### DATA SHOWN
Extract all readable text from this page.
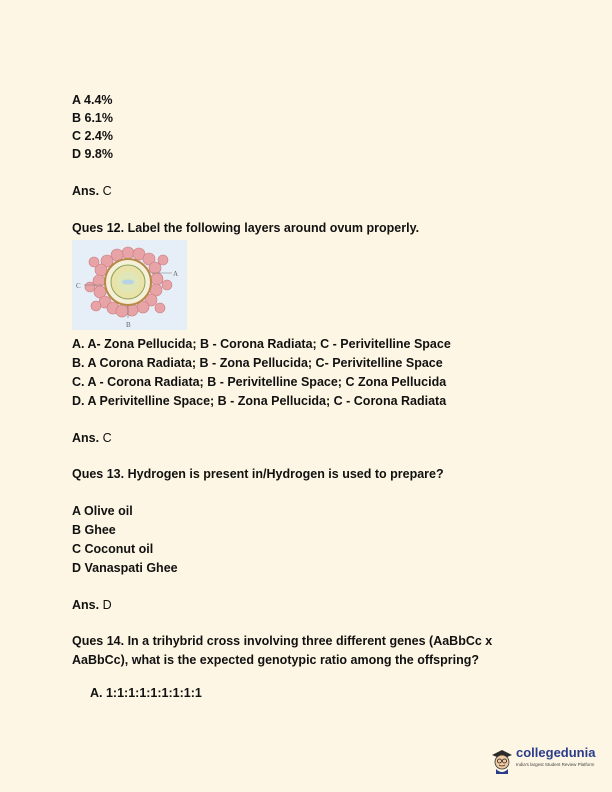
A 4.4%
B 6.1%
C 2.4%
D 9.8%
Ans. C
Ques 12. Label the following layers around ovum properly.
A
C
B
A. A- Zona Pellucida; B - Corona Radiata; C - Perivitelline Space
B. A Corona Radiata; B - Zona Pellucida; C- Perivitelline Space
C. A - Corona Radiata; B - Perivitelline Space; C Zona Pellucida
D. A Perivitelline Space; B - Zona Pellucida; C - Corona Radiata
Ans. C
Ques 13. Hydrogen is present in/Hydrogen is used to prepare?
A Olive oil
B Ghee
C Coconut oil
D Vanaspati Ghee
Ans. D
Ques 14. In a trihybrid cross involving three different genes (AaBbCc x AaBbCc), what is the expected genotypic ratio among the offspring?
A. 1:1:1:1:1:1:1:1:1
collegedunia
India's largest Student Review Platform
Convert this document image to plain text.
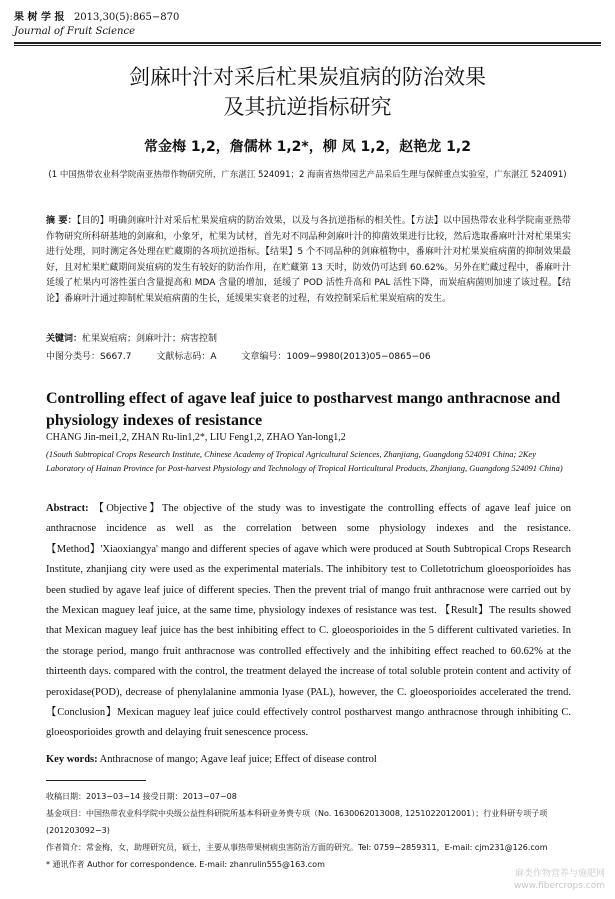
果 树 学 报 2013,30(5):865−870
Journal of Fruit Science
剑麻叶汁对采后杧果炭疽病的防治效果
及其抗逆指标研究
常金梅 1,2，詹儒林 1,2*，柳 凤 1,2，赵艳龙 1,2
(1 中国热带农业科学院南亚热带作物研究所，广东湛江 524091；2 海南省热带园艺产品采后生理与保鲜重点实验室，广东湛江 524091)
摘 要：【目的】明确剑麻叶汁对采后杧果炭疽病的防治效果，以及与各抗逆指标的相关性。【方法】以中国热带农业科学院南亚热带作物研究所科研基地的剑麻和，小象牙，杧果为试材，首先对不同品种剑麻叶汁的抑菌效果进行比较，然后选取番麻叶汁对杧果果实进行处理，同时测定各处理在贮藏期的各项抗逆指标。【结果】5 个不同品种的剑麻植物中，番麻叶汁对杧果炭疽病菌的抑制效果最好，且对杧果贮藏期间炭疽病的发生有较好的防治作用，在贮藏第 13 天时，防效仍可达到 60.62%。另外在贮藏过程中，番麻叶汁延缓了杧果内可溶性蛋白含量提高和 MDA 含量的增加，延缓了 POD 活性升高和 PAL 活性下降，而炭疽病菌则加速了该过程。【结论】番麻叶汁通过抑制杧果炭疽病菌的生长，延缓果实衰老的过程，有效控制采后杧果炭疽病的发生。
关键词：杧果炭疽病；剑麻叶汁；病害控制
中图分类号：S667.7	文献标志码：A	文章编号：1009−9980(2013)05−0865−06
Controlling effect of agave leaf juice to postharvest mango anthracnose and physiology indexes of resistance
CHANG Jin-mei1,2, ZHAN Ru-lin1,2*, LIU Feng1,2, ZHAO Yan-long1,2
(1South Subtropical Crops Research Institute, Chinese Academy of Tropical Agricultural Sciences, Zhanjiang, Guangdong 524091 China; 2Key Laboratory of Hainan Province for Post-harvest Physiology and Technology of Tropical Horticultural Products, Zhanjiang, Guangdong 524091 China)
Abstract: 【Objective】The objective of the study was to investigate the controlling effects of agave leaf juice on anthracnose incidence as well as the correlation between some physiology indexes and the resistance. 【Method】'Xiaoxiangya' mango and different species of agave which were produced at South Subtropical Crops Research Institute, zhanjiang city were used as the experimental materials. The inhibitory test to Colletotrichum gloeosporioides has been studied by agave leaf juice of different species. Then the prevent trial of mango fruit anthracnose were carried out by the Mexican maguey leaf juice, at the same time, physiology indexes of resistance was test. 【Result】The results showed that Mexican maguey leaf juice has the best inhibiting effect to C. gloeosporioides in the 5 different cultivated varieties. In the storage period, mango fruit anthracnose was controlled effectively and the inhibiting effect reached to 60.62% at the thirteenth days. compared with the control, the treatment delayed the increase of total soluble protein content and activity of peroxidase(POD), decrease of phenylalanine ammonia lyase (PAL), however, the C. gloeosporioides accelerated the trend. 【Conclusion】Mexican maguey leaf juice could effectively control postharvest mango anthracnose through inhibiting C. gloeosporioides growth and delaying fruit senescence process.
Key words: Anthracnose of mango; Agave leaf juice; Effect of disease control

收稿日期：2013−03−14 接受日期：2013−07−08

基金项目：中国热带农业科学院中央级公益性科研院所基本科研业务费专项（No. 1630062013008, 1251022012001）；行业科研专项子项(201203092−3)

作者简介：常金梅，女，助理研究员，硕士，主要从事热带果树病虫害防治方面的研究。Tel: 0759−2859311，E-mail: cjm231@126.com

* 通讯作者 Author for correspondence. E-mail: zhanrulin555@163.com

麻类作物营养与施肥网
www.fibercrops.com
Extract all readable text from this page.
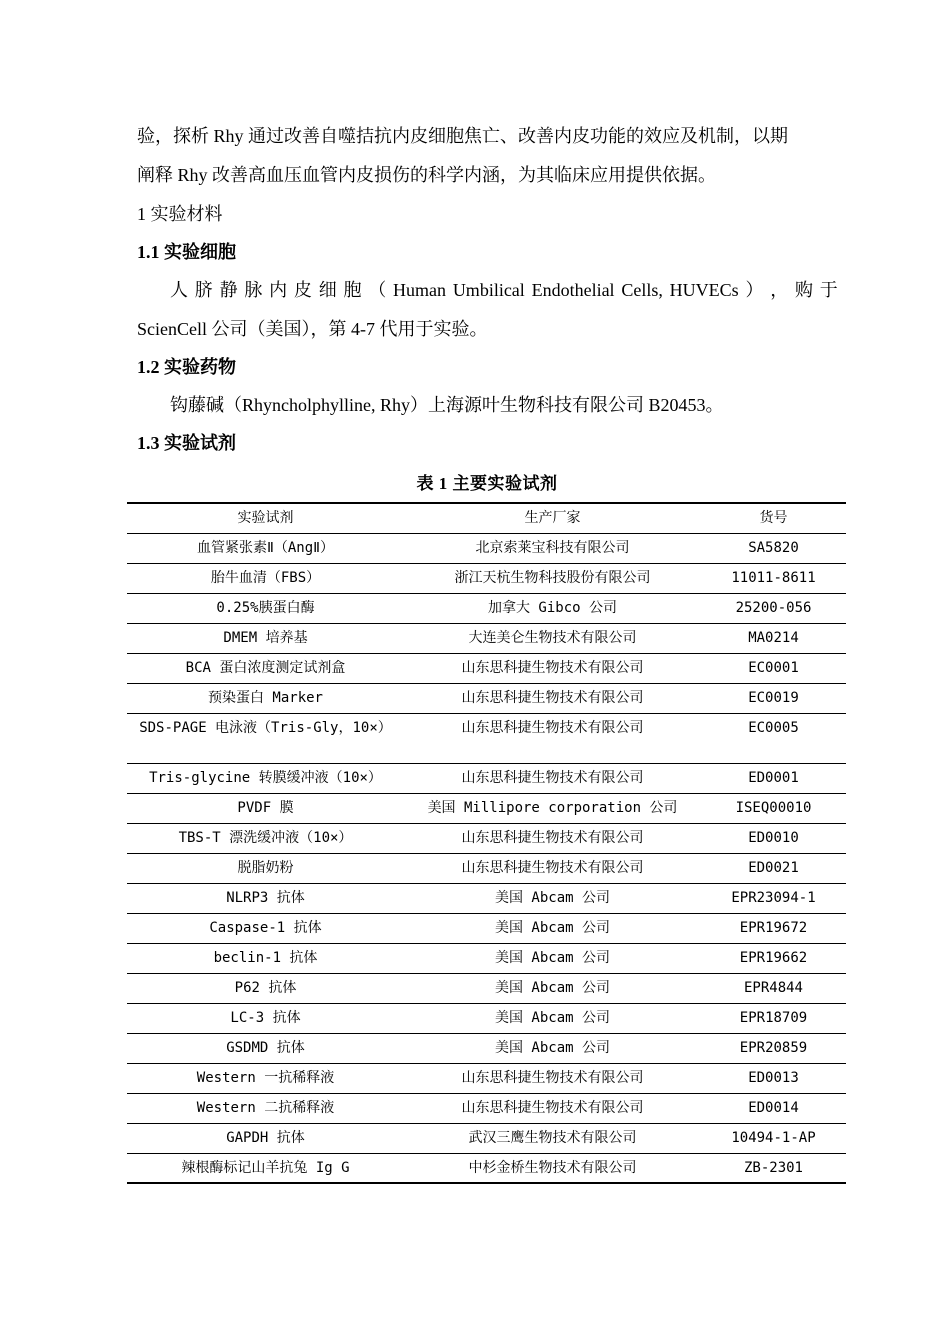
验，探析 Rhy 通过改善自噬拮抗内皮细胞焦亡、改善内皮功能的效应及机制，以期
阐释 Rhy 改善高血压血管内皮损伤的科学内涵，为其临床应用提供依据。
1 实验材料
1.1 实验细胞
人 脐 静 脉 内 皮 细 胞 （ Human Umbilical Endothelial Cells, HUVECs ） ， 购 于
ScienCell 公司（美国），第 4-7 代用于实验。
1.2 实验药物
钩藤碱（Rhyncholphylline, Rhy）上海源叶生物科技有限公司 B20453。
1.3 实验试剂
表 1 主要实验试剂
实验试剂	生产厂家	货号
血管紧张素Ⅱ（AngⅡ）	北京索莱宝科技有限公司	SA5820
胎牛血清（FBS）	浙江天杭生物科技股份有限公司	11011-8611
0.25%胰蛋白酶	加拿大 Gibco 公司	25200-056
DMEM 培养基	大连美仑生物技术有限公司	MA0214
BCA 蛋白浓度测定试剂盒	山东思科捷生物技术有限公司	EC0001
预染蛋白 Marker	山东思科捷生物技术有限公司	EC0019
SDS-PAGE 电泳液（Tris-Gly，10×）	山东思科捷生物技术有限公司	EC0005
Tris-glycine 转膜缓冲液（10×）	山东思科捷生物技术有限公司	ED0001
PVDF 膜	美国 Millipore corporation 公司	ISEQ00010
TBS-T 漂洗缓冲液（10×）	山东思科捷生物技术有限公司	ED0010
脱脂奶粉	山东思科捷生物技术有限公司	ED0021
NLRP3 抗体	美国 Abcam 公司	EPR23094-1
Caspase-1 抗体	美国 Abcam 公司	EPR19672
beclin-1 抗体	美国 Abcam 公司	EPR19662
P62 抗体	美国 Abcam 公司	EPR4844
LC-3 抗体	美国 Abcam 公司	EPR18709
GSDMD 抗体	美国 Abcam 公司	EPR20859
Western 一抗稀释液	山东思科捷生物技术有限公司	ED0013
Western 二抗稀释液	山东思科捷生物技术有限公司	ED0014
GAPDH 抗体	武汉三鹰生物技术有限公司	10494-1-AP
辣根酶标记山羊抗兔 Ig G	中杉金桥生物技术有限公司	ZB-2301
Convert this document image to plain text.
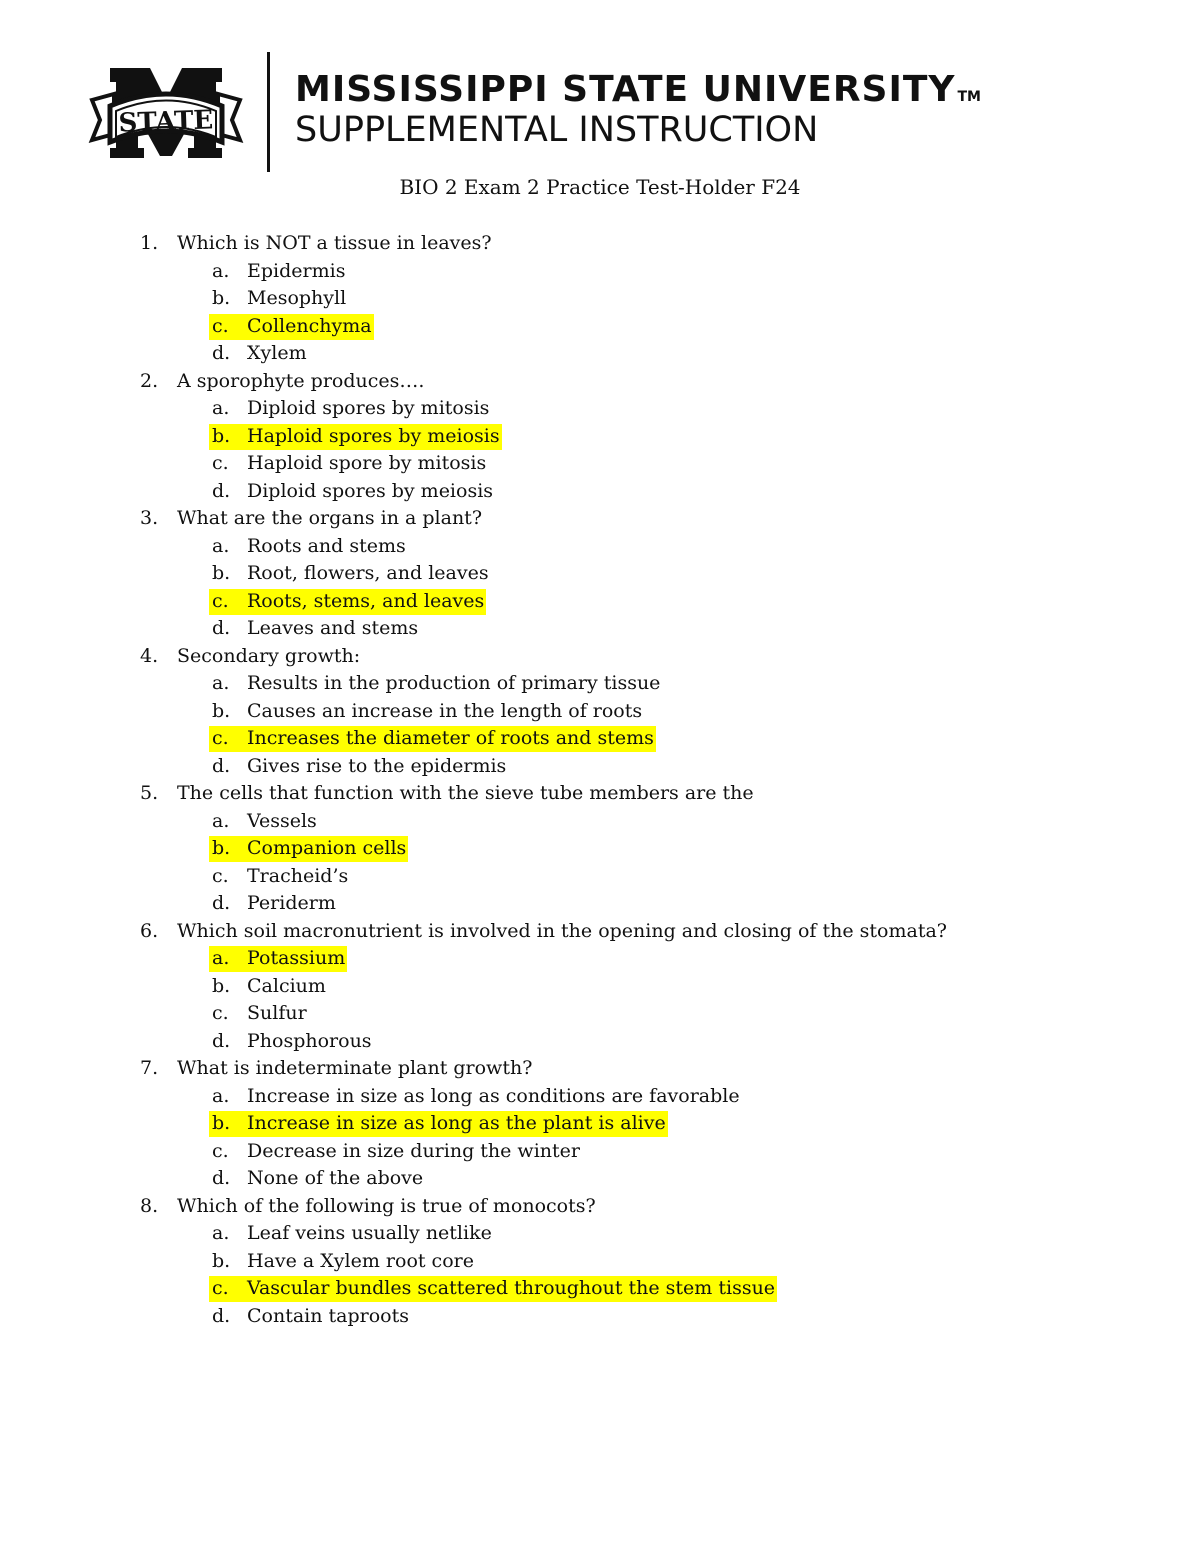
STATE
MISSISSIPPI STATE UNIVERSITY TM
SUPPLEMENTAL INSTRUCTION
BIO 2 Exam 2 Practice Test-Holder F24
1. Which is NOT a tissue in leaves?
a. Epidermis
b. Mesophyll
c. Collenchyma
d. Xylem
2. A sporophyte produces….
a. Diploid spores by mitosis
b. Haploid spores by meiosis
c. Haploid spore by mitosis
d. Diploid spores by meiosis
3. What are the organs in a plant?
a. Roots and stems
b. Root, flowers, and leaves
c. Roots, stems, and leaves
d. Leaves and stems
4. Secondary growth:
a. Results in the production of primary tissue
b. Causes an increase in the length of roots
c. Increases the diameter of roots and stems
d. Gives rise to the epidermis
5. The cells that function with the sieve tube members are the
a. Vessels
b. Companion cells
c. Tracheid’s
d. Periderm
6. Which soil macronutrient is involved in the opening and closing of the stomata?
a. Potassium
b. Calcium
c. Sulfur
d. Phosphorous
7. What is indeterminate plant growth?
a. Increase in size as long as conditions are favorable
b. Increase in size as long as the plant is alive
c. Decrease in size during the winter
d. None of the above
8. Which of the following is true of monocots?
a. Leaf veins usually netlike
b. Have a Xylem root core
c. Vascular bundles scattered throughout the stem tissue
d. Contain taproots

### EXERCISE INSTRUCTIONS
Working through the records, find each line containing the word "Tris" and copy it.

### RESULT OF THIS TASK
SDS-PAGE 电泳液（Tris-Gly，10×）	山东思科捷生物技术有限公司	EC0005
Tris-glycine 转膜缓冲液（10×）	山东思科捷生物技术有限公司	ED0001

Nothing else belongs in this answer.